▶ _Exercise prompt_:
Each entry below is to be given again word for word, with no pictures.

▶ _Source material_:
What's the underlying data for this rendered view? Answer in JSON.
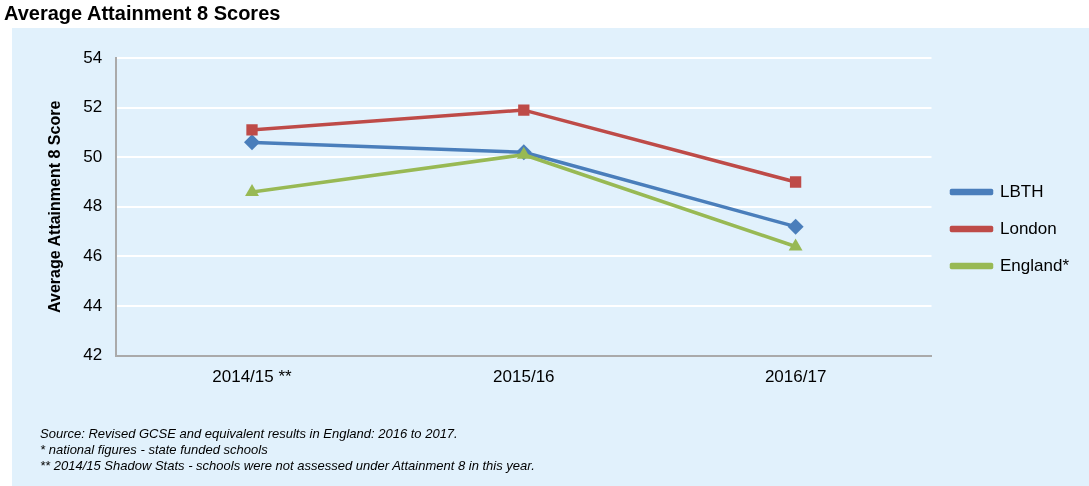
{
  "chart_data": {
    "type": "line",
    "title": "Average Attainment 8 Scores",
    "ylabel": "Average Attainment 8 Score",
    "categories": [
      "2014/15 **",
      "2015/16",
      "2016/17"
    ],
    "series": [
      {
        "name": "LBTH",
        "color": "#4a7ebb",
        "marker": "diamond",
        "values": [
          50.6,
          50.2,
          47.2
        ]
      },
      {
        "name": "London",
        "color": "#be4b48",
        "marker": "square",
        "values": [
          51.1,
          51.9,
          49.0
        ]
      },
      {
        "name": "England*",
        "color": "#98b954",
        "marker": "triangle",
        "values": [
          48.6,
          50.1,
          46.4
        ]
      }
    ],
    "ylim": [
      42,
      54
    ],
    "yticks": [
      42,
      44,
      46,
      48,
      50,
      52,
      54
    ],
    "grid": "y",
    "legend": "right",
    "line_style": "solid",
    "annotations": [
      "Source: Revised GCSE and equivalent results in England: 2016 to 2017.",
      "* national figures - state funded schools",
      "** 2014/15 Shadow Stats - schools were not assessed under Attainment 8 in this year."
    ]
  }
}
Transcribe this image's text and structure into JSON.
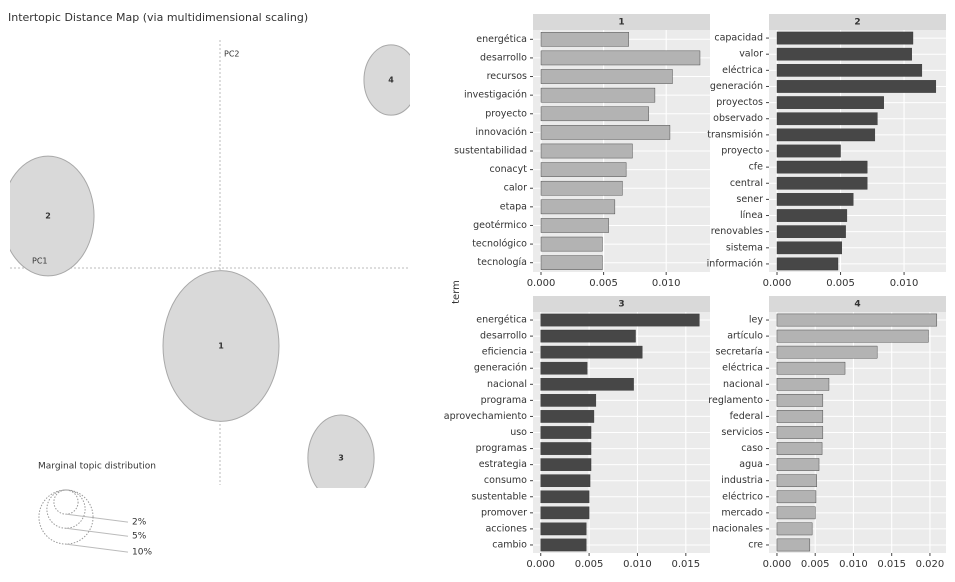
{
  "shared_axis_label": "term",
  "chart_data": [
    {
      "type": "bubble",
      "title": "Intertopic Distance Map (via multidimensional scaling)",
      "x_label": "PC1",
      "y_label": "PC2",
      "labels": [
        "1",
        "2",
        "3",
        "4"
      ],
      "x": [
        0.001,
        -0.172,
        0.121,
        0.171
      ],
      "y": [
        -0.078,
        0.052,
        -0.19,
        0.188
      ],
      "sizes": [
        46,
        29,
        15,
        10
      ],
      "xlim": [
        -0.21,
        0.188
      ],
      "ylim": [
        -0.217,
        0.228
      ],
      "color": "#d9d9d9",
      "legend": {
        "title": "Marginal topic distribution",
        "ticks": [
          {
            "value": 2,
            "label": "2%"
          },
          {
            "value": 5,
            "label": "5%"
          },
          {
            "value": 10,
            "label": "10%"
          }
        ]
      }
    },
    {
      "type": "bar",
      "title": "1",
      "color": "#b3b3b3",
      "categories": [
        "energética",
        "desarrollo",
        "recursos",
        "investigación",
        "proyecto",
        "innovación",
        "sustentabilidad",
        "conacyt",
        "calor",
        "etapa",
        "geotérmico",
        "tecnológico",
        "tecnología"
      ],
      "values": [
        0.007,
        0.0127,
        0.0105,
        0.0091,
        0.0086,
        0.0103,
        0.0073,
        0.0068,
        0.0065,
        0.0059,
        0.0054,
        0.0049,
        0.0049
      ],
      "xlim": [
        -0.00064,
        0.0135
      ],
      "xticks": [
        {
          "value": 0,
          "label": "0.000"
        },
        {
          "value": 0.005,
          "label": "0.005"
        },
        {
          "value": 0.01,
          "label": "0.010"
        }
      ]
    },
    {
      "type": "bar",
      "title": "2",
      "color": "#474747",
      "categories": [
        "capacidad",
        "valor",
        "eléctrica",
        "generación",
        "proyectos",
        "observado",
        "transmisión",
        "proyecto",
        "cfe",
        "central",
        "sener",
        "línea",
        "renovables",
        "sistema",
        "información"
      ],
      "values": [
        0.0107,
        0.0106,
        0.0114,
        0.0125,
        0.0084,
        0.0079,
        0.0077,
        0.005,
        0.0071,
        0.0071,
        0.006,
        0.0055,
        0.0054,
        0.0051,
        0.0048
      ],
      "xlim": [
        -0.00063,
        0.0133
      ],
      "xticks": [
        {
          "value": 0,
          "label": "0.000"
        },
        {
          "value": 0.005,
          "label": "0.005"
        },
        {
          "value": 0.01,
          "label": "0.010"
        }
      ]
    },
    {
      "type": "bar",
      "title": "3",
      "color": "#474747",
      "categories": [
        "energética",
        "desarrollo",
        "eficiencia",
        "generación",
        "nacional",
        "programa",
        "aprovechamiento",
        "uso",
        "programas",
        "estrategia",
        "consumo",
        "sustentable",
        "promover",
        "acciones",
        "cambio"
      ],
      "values": [
        0.0164,
        0.0098,
        0.0105,
        0.0048,
        0.0096,
        0.0057,
        0.0055,
        0.0052,
        0.0052,
        0.0052,
        0.0051,
        0.005,
        0.005,
        0.0047,
        0.0047
      ],
      "xlim": [
        -0.0008,
        0.0175
      ],
      "xticks": [
        {
          "value": 0,
          "label": "0.000"
        },
        {
          "value": 0.005,
          "label": "0.005"
        },
        {
          "value": 0.01,
          "label": "0.010"
        },
        {
          "value": 0.015,
          "label": "0.015"
        }
      ]
    },
    {
      "type": "bar",
      "title": "4",
      "color": "#b3b3b3",
      "categories": [
        "ley",
        "artículo",
        "secretaría",
        "eléctrica",
        "nacional",
        "reglamento",
        "federal",
        "servicios",
        "caso",
        "agua",
        "industria",
        "eléctrico",
        "mercado",
        "nacionales",
        "cre"
      ],
      "values": [
        0.0209,
        0.0198,
        0.0131,
        0.0089,
        0.0068,
        0.006,
        0.006,
        0.006,
        0.0059,
        0.0055,
        0.0052,
        0.0051,
        0.005,
        0.0046,
        0.0043
      ],
      "xlim": [
        -0.00104,
        0.0221
      ],
      "xticks": [
        {
          "value": 0,
          "label": "0.000"
        },
        {
          "value": 0.005,
          "label": "0.005"
        },
        {
          "value": 0.01,
          "label": "0.010"
        },
        {
          "value": 0.015,
          "label": "0.015"
        },
        {
          "value": 0.02,
          "label": "0.020"
        }
      ]
    }
  ]
}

▶ _Exercise solution_:
What's the underlying data for this rendered view? Answer in JSON.
{
  "chart_data": {
    "type": "line",
    "title": "Average Attainment 8 Scores",
    "ylabel": "Average Attainment 8 Score",
    "categories": [
      "2014/15 **",
      "2015/16",
      "2016/17"
    ],
    "series": [
      {
        "name": "LBTH",
        "color": "#4a7ebb",
        "marker": "diamond",
        "values": [
          50.6,
          50.2,
          47.2
        ]
      },
      {
        "name": "London",
        "color": "#be4b48",
        "marker": "square",
        "values": [
          51.1,
          51.9,
          49.0
        ]
      },
      {
        "name": "England*",
        "color": "#98b954",
        "marker": "triangle",
        "values": [
          48.6,
          50.1,
          46.4
        ]
      }
    ],
    "ylim": [
      42,
      54
    ],
    "yticks": [
      42,
      44,
      46,
      48,
      50,
      52,
      54
    ],
    "grid": "y",
    "legend": "right",
    "line_style": "solid",
    "annotations": [
      "Source: Revised GCSE and equivalent results in England: 2016 to 2017.",
      "* national figures - state funded schools",
      "** 2014/15 Shadow Stats - schools were not assessed under Attainment 8 in this year."
    ]
  }
}
Transcribe this image's text and structure into JSON.
{
  "shared_axis_label": "term",
  "chart_data": [
    {
      "type": "bubble",
      "title": "Intertopic Distance Map (via multidimensional scaling)",
      "x_label": "PC1",
      "y_label": "PC2",
      "labels": [
        "1",
        "2",
        "3",
        "4"
      ],
      "x": [
        0.001,
        -0.172,
        0.121,
        0.171
      ],
      "y": [
        -0.078,
        0.052,
        -0.19,
        0.188
      ],
      "sizes": [
        46,
        29,
        15,
        10
      ],
      "xlim": [
        -0.21,
        0.188
      ],
      "ylim": [
        -0.217,
        0.228
      ],
      "color": "#d9d9d9",
      "legend": {
        "title": "Marginal topic distribution",
        "ticks": [
          {
            "value": 2,
            "label": "2%"
          },
          {
            "value": 5,
            "label": "5%"
          },
          {
            "value": 10,
            "label": "10%"
          }
        ]
      }
    },
    {
      "type": "bar",
      "title": "1",
      "color": "#b3b3b3",
      "categories": [
        "energética",
        "desarrollo",
        "recursos",
        "investigación",
        "proyecto",
        "innovación",
        "sustentabilidad",
        "conacyt",
        "calor",
        "etapa",
        "geotérmico",
        "tecnológico",
        "tecnología"
      ],
      "values": [
        0.007,
        0.0127,
        0.0105,
        0.0091,
        0.0086,
        0.0103,
        0.0073,
        0.0068,
        0.0065,
        0.0059,
        0.0054,
        0.0049,
        0.0049
      ],
      "xlim": [
        -0.00064,
        0.0135
      ],
      "xticks": [
        {
          "value": 0,
          "label": "0.000"
        },
        {
          "value": 0.005,
          "label": "0.005"
        },
        {
          "value": 0.01,
          "label": "0.010"
        }
      ]
    },
    {
      "type": "bar",
      "title": "2",
      "color": "#474747",
      "categories": [
        "capacidad",
        "valor",
        "eléctrica",
        "generación",
        "proyectos",
        "observado",
        "transmisión",
        "proyecto",
        "cfe",
        "central",
        "sener",
        "línea",
        "renovables",
        "sistema",
        "información"
      ],
      "values": [
        0.0107,
        0.0106,
        0.0114,
        0.0125,
        0.0084,
        0.0079,
        0.0077,
        0.005,
        0.0071,
        0.0071,
        0.006,
        0.0055,
        0.0054,
        0.0051,
        0.0048
      ],
      "xlim": [
        -0.00063,
        0.0133
      ],
      "xticks": [
        {
          "value": 0,
          "label": "0.000"
        },
        {
          "value": 0.005,
          "label": "0.005"
        },
        {
          "value": 0.01,
          "label": "0.010"
        }
      ]
    },
    {
      "type": "bar",
      "title": "3",
      "color": "#474747",
      "categories": [
        "energética",
        "desarrollo",
        "eficiencia",
        "generación",
        "nacional",
        "programa",
        "aprovechamiento",
        "uso",
        "programas",
        "estrategia",
        "consumo",
        "sustentable",
        "promover",
        "acciones",
        "cambio"
      ],
      "values": [
        0.0164,
        0.0098,
        0.0105,
        0.0048,
        0.0096,
        0.0057,
        0.0055,
        0.0052,
        0.0052,
        0.0052,
        0.0051,
        0.005,
        0.005,
        0.0047,
        0.0047
      ],
      "xlim": [
        -0.0008,
        0.0175
      ],
      "xticks": [
        {
          "value": 0,
          "label": "0.000"
        },
        {
          "value": 0.005,
          "label": "0.005"
        },
        {
          "value": 0.01,
          "label": "0.010"
        },
        {
          "value": 0.015,
          "label": "0.015"
        }
      ]
    },
    {
      "type": "bar",
      "title": "4",
      "color": "#b3b3b3",
      "categories": [
        "ley",
        "artículo",
        "secretaría",
        "eléctrica",
        "nacional",
        "reglamento",
        "federal",
        "servicios",
        "caso",
        "agua",
        "industria",
        "eléctrico",
        "mercado",
        "nacionales",
        "cre"
      ],
      "values": [
        0.0209,
        0.0198,
        0.0131,
        0.0089,
        0.0068,
        0.006,
        0.006,
        0.006,
        0.0059,
        0.0055,
        0.0052,
        0.0051,
        0.005,
        0.0046,
        0.0043
      ],
      "xlim": [
        -0.00104,
        0.0221
      ],
      "xticks": [
        {
          "value": 0,
          "label": "0.000"
        },
        {
          "value": 0.005,
          "label": "0.005"
        },
        {
          "value": 0.01,
          "label": "0.010"
        },
        {
          "value": 0.015,
          "label": "0.015"
        },
        {
          "value": 0.02,
          "label": "0.020"
        }
      ]
    }
  ]
}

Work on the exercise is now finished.